• **What you will do**:
List each line in which the string "title" appears.

• **Input records**:
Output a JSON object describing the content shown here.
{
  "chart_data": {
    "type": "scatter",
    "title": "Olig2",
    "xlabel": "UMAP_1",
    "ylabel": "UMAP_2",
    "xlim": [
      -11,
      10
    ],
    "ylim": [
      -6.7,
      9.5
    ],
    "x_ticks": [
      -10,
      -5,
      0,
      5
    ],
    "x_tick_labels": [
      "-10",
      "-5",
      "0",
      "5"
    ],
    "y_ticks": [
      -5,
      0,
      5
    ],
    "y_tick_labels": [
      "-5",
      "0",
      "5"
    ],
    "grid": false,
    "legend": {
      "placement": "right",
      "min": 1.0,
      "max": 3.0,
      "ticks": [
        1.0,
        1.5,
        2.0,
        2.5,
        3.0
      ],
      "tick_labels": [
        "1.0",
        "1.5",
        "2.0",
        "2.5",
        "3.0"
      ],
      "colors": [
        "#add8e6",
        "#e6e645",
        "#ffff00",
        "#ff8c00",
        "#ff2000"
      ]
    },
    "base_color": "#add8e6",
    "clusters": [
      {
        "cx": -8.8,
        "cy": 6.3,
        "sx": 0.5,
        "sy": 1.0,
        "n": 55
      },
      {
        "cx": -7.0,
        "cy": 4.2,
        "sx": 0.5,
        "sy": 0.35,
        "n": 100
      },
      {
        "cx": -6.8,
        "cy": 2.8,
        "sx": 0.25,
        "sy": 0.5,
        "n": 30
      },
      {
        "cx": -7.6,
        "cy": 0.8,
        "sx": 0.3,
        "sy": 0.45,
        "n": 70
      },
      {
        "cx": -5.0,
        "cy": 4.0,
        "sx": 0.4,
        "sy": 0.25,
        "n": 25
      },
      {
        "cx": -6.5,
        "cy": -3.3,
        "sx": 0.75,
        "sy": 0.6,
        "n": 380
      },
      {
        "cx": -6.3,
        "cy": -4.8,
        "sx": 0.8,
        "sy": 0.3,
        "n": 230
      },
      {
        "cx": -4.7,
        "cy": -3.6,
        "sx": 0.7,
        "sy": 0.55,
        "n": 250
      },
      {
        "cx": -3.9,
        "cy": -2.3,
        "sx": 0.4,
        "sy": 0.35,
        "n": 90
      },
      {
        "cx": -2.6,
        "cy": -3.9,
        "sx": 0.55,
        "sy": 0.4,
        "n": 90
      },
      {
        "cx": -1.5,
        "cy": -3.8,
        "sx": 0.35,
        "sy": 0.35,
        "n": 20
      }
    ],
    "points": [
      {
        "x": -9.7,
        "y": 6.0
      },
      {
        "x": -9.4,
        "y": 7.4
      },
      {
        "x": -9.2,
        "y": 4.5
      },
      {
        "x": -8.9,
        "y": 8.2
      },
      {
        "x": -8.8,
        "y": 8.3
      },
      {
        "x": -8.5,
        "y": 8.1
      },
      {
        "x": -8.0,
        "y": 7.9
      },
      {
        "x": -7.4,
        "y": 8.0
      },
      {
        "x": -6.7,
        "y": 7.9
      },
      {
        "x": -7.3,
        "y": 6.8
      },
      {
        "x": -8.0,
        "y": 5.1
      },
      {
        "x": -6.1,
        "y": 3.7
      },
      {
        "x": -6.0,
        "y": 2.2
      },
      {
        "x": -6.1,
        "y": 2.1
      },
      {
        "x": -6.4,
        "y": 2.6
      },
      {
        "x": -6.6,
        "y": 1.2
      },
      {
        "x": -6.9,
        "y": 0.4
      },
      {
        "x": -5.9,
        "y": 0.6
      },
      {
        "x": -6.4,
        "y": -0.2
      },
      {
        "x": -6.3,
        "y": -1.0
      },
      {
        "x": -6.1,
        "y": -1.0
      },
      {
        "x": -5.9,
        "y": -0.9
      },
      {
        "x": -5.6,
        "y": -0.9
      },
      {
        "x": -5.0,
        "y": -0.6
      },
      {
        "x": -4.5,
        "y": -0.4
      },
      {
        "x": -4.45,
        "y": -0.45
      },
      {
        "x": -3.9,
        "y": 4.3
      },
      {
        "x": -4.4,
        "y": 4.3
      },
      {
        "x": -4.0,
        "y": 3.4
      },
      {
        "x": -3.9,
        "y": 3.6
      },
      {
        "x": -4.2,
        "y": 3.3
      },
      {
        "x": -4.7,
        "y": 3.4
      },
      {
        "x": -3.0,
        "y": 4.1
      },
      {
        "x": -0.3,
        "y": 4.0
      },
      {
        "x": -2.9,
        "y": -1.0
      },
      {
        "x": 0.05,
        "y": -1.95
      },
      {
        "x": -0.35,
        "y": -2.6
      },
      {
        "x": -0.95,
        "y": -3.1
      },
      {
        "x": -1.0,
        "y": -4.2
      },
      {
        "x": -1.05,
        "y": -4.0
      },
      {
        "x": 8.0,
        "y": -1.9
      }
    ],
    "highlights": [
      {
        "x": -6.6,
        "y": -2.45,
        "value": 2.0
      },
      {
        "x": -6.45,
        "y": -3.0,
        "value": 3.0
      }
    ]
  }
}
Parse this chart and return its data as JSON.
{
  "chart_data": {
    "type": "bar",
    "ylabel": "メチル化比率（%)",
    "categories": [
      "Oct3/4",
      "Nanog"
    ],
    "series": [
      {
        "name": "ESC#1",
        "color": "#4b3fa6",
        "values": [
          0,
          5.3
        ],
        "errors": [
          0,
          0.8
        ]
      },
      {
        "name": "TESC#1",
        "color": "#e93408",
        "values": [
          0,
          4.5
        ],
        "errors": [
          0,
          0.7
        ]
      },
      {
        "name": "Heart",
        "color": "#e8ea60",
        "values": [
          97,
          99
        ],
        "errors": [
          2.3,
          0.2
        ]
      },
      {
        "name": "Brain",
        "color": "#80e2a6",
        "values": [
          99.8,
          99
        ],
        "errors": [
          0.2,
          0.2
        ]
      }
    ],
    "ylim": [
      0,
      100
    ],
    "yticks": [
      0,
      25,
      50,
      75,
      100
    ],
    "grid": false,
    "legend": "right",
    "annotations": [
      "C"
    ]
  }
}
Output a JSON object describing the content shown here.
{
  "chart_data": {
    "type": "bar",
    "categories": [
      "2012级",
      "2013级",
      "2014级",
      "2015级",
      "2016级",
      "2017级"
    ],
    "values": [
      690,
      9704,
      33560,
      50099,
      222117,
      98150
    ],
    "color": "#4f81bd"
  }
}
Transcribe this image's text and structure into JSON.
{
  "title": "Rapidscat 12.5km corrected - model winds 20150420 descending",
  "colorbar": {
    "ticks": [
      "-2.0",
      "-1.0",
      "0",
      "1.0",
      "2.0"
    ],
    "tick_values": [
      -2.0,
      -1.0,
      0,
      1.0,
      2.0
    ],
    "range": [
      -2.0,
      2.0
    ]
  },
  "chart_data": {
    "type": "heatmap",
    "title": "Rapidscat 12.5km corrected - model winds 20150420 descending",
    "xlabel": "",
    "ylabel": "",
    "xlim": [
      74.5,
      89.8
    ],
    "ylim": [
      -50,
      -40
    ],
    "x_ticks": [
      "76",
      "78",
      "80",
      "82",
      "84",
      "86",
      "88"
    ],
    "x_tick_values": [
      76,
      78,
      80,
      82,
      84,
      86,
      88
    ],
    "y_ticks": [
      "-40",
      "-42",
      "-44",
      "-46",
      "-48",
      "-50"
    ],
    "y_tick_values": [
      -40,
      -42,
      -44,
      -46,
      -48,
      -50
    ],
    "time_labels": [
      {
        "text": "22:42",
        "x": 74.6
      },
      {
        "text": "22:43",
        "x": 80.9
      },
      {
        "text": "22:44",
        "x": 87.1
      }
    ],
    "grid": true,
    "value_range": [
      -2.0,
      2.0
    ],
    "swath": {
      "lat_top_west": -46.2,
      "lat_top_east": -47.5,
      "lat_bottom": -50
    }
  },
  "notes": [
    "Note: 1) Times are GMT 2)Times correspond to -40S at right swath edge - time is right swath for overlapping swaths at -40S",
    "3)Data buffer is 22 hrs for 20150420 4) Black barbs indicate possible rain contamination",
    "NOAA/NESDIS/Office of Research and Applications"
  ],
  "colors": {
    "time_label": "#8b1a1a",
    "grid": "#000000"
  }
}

• **Exercise response**:
    "title": "Olig2",
  "title": "Rapidscat 12.5km corrected - model winds 20150420 descending",
    "title": "Rapidscat 12.5km corrected - model winds 20150420 descending",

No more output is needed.